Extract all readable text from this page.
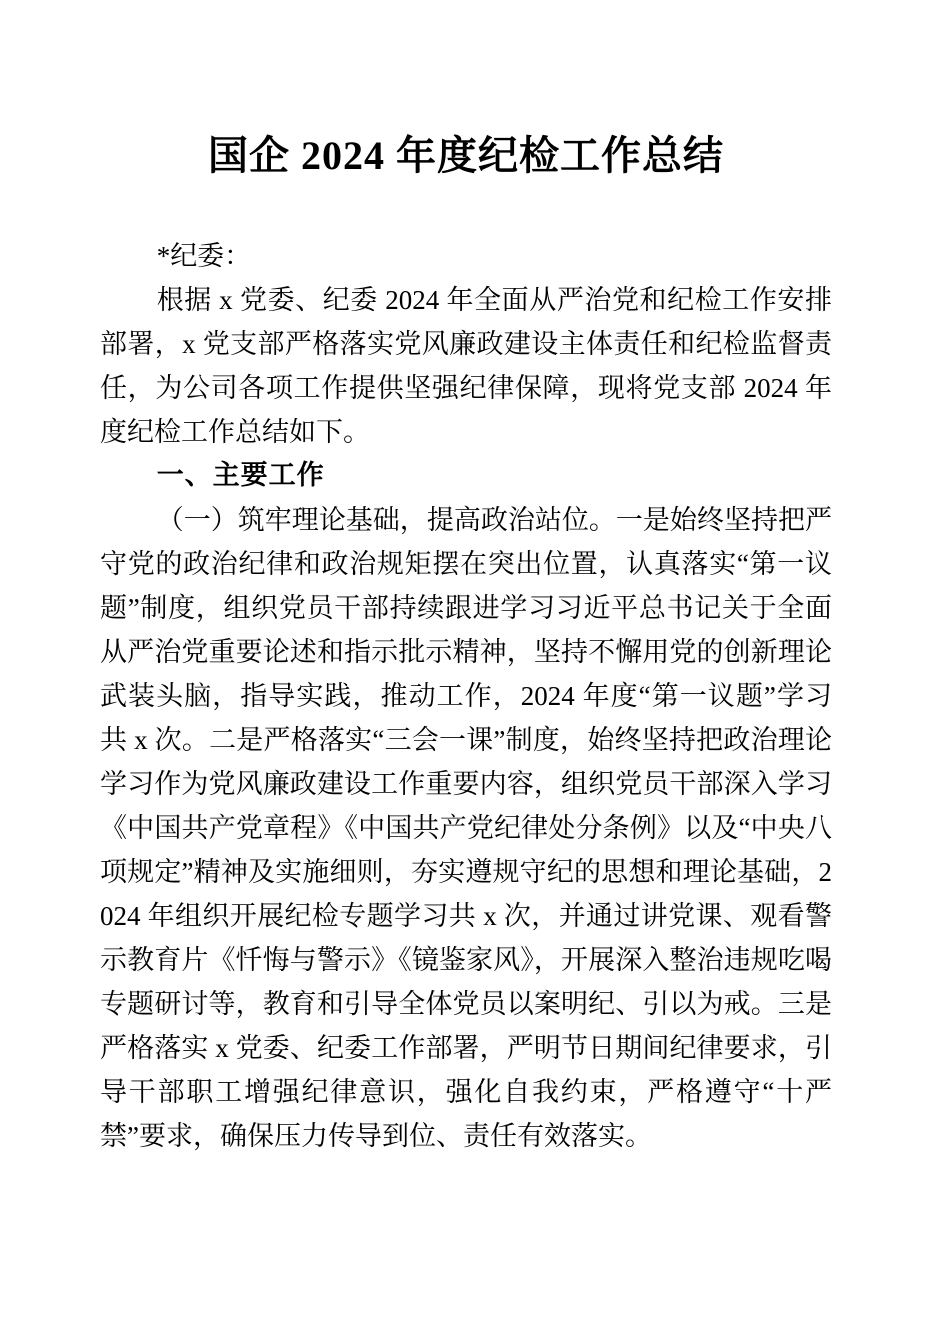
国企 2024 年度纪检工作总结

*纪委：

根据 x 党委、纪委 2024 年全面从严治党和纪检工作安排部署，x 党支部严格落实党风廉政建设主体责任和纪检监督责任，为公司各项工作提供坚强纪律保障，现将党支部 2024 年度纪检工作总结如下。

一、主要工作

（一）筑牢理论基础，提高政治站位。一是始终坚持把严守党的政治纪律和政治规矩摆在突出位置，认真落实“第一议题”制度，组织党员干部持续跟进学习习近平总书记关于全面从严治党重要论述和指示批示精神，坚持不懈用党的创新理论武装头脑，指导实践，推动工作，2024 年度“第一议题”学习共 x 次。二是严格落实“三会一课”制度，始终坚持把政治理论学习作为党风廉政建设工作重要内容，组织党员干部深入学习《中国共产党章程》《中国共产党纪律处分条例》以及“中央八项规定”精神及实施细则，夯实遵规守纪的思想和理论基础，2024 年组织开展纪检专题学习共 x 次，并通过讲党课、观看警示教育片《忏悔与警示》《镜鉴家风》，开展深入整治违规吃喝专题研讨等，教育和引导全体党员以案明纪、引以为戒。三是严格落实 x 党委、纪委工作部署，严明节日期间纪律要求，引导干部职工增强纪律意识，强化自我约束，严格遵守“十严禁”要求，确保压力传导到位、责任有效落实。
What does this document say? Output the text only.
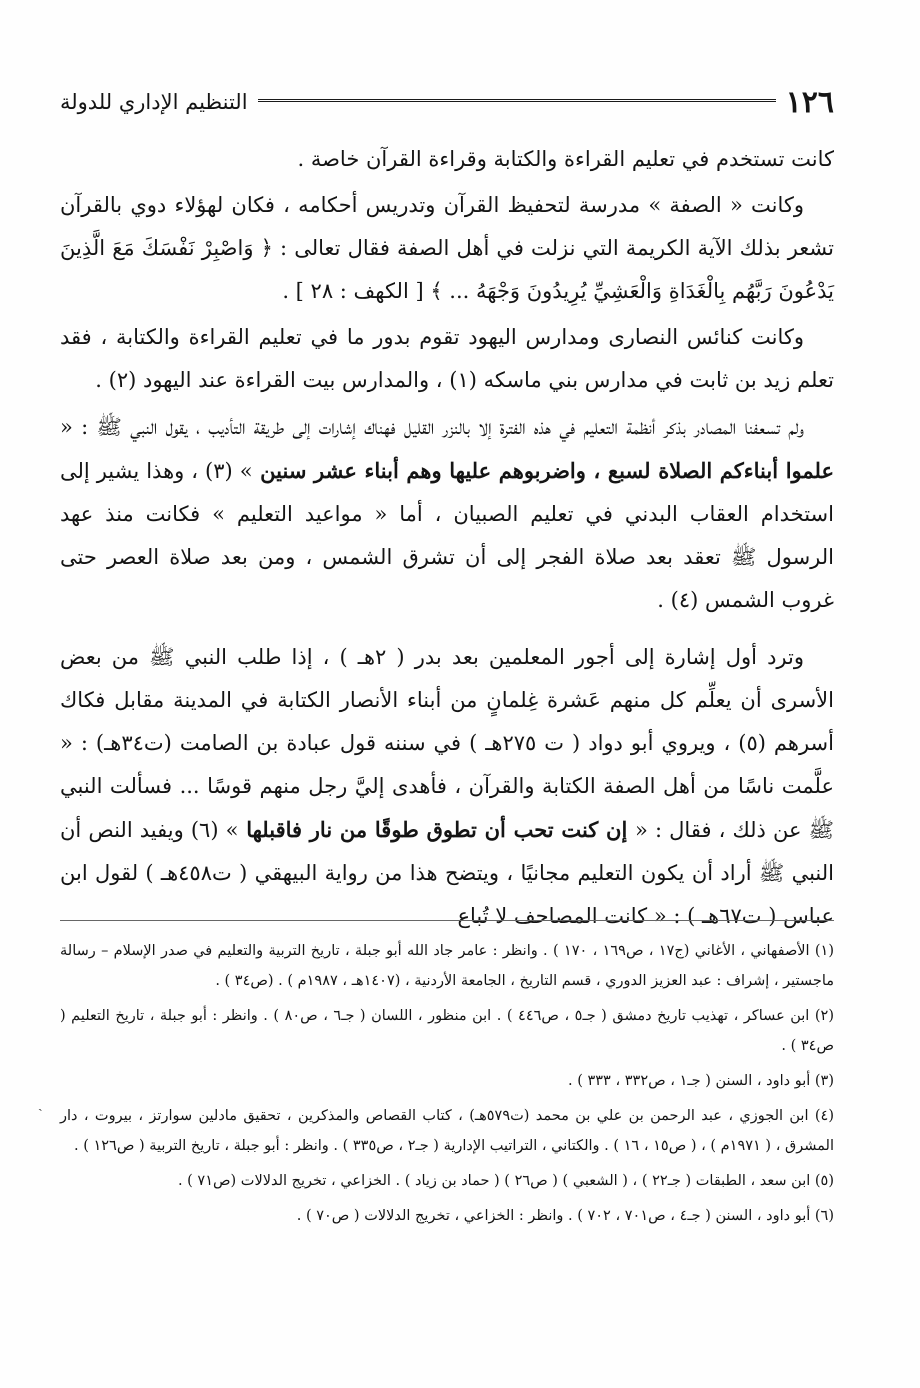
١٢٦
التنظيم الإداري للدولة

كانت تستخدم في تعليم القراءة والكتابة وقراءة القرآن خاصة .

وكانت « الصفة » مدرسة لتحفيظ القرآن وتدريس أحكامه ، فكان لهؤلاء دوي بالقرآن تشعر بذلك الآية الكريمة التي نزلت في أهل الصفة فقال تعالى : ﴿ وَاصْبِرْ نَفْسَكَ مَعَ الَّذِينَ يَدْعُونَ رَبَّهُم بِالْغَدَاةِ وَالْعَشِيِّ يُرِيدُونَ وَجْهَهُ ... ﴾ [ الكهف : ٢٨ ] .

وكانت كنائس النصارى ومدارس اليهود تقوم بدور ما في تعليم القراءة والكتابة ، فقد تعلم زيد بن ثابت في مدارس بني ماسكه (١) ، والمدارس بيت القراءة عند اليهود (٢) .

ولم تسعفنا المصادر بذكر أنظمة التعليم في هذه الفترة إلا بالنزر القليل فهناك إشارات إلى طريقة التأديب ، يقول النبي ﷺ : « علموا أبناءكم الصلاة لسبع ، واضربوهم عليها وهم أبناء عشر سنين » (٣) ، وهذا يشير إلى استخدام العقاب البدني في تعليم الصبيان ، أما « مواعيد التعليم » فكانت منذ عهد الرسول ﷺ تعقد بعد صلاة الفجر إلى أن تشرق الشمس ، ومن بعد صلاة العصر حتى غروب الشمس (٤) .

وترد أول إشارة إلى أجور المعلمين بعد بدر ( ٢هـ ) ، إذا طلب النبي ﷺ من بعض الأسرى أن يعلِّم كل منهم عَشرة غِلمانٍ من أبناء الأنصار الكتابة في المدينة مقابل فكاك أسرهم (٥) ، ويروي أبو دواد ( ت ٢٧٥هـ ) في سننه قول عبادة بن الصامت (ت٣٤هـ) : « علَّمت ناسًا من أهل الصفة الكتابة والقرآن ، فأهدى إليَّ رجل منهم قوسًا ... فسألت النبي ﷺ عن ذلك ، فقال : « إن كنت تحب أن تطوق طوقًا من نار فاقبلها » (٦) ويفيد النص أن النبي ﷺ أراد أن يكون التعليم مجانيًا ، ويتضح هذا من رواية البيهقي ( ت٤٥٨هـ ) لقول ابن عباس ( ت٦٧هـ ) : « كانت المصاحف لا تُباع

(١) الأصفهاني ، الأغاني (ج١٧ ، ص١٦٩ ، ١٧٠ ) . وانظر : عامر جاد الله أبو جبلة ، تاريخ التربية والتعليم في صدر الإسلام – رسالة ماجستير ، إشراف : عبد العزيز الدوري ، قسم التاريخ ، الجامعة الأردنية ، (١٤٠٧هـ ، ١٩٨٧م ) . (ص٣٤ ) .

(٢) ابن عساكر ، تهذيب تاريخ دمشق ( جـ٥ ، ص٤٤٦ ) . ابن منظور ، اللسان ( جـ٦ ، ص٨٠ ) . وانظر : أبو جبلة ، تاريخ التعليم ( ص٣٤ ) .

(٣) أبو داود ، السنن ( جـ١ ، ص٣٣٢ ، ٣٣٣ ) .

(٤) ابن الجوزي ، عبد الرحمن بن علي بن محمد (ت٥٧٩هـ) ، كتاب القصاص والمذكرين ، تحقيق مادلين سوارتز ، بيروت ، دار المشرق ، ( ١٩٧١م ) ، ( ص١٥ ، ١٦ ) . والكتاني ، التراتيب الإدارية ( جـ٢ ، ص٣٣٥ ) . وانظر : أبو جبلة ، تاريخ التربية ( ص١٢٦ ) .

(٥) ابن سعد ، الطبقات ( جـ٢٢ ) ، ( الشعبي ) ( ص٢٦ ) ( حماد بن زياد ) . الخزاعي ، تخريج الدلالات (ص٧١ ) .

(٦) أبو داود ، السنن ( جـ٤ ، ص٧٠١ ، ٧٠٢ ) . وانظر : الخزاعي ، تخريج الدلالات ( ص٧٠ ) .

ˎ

---*---

_Exercise brief_: Copy every record above exactly, leaving out any pictures.

_Final result_:
Extract all readable text from this page.
国企 2024 年度纪检工作总结

*纪委：

根据 x 党委、纪委 2024 年全面从严治党和纪检工作安排部署，x 党支部严格落实党风廉政建设主体责任和纪检监督责任，为公司各项工作提供坚强纪律保障，现将党支部 2024 年度纪检工作总结如下。

一、主要工作

（一）筑牢理论基础，提高政治站位。一是始终坚持把严守党的政治纪律和政治规矩摆在突出位置，认真落实“第一议题”制度，组织党员干部持续跟进学习习近平总书记关于全面从严治党重要论述和指示批示精神，坚持不懈用党的创新理论武装头脑，指导实践，推动工作，2024 年度“第一议题”学习共 x 次。二是严格落实“三会一课”制度，始终坚持把政治理论学习作为党风廉政建设工作重要内容，组织党员干部深入学习《中国共产党章程》《中国共产党纪律处分条例》以及“中央八项规定”精神及实施细则，夯实遵规守纪的思想和理论基础，2024 年组织开展纪检专题学习共 x 次，并通过讲党课、观看警示教育片《忏悔与警示》《镜鉴家风》，开展深入整治违规吃喝专题研讨等，教育和引导全体党员以案明纪、引以为戒。三是严格落实 x 党委、纪委工作部署，严明节日期间纪律要求，引导干部职工增强纪律意识，强化自我约束，严格遵守“十严禁”要求，确保压力传导到位、责任有效落实。
What does this document say? Output the text only.
١٢٦
التنظيم الإداري للدولة

كانت تستخدم في تعليم القراءة والكتابة وقراءة القرآن خاصة .

وكانت « الصفة » مدرسة لتحفيظ القرآن وتدريس أحكامه ، فكان لهؤلاء دوي بالقرآن تشعر بذلك الآية الكريمة التي نزلت في أهل الصفة فقال تعالى : ﴿ وَاصْبِرْ نَفْسَكَ مَعَ الَّذِينَ يَدْعُونَ رَبَّهُم بِالْغَدَاةِ وَالْعَشِيِّ يُرِيدُونَ وَجْهَهُ ... ﴾ [ الكهف : ٢٨ ] .

وكانت كنائس النصارى ومدارس اليهود تقوم بدور ما في تعليم القراءة والكتابة ، فقد تعلم زيد بن ثابت في مدارس بني ماسكه (١) ، والمدارس بيت القراءة عند اليهود (٢) .

ولم تسعفنا المصادر بذكر أنظمة التعليم في هذه الفترة إلا بالنزر القليل فهناك إشارات إلى طريقة التأديب ، يقول النبي ﷺ : « علموا أبناءكم الصلاة لسبع ، واضربوهم عليها وهم أبناء عشر سنين » (٣) ، وهذا يشير إلى استخدام العقاب البدني في تعليم الصبيان ، أما « مواعيد التعليم » فكانت منذ عهد الرسول ﷺ تعقد بعد صلاة الفجر إلى أن تشرق الشمس ، ومن بعد صلاة العصر حتى غروب الشمس (٤) .

وترد أول إشارة إلى أجور المعلمين بعد بدر ( ٢هـ ) ، إذا طلب النبي ﷺ من بعض الأسرى أن يعلِّم كل منهم عَشرة غِلمانٍ من أبناء الأنصار الكتابة في المدينة مقابل فكاك أسرهم (٥) ، ويروي أبو دواد ( ت ٢٧٥هـ ) في سننه قول عبادة بن الصامت (ت٣٤هـ) : « علَّمت ناسًا من أهل الصفة الكتابة والقرآن ، فأهدى إليَّ رجل منهم قوسًا ... فسألت النبي ﷺ عن ذلك ، فقال : « إن كنت تحب أن تطوق طوقًا من نار فاقبلها » (٦) ويفيد النص أن النبي ﷺ أراد أن يكون التعليم مجانيًا ، ويتضح هذا من رواية البيهقي ( ت٤٥٨هـ ) لقول ابن عباس ( ت٦٧هـ ) : « كانت المصاحف لا تُباع

(١) الأصفهاني ، الأغاني (ج١٧ ، ص١٦٩ ، ١٧٠ ) . وانظر : عامر جاد الله أبو جبلة ، تاريخ التربية والتعليم في صدر الإسلام – رسالة ماجستير ، إشراف : عبد العزيز الدوري ، قسم التاريخ ، الجامعة الأردنية ، (١٤٠٧هـ ، ١٩٨٧م ) . (ص٣٤ ) .

(٢) ابن عساكر ، تهذيب تاريخ دمشق ( جـ٥ ، ص٤٤٦ ) . ابن منظور ، اللسان ( جـ٦ ، ص٨٠ ) . وانظر : أبو جبلة ، تاريخ التعليم ( ص٣٤ ) .

(٣) أبو داود ، السنن ( جـ١ ، ص٣٣٢ ، ٣٣٣ ) .

(٤) ابن الجوزي ، عبد الرحمن بن علي بن محمد (ت٥٧٩هـ) ، كتاب القصاص والمذكرين ، تحقيق مادلين سوارتز ، بيروت ، دار المشرق ، ( ١٩٧١م ) ، ( ص١٥ ، ١٦ ) . والكتاني ، التراتيب الإدارية ( جـ٢ ، ص٣٣٥ ) . وانظر : أبو جبلة ، تاريخ التربية ( ص١٢٦ ) .

(٥) ابن سعد ، الطبقات ( جـ٢٢ ) ، ( الشعبي ) ( ص٢٦ ) ( حماد بن زياد ) . الخزاعي ، تخريج الدلالات (ص٧١ ) .

(٦) أبو داود ، السنن ( جـ٤ ، ص٧٠١ ، ٧٠٢ ) . وانظر : الخزاعي ، تخريج الدلالات ( ص٧٠ ) .

ˎ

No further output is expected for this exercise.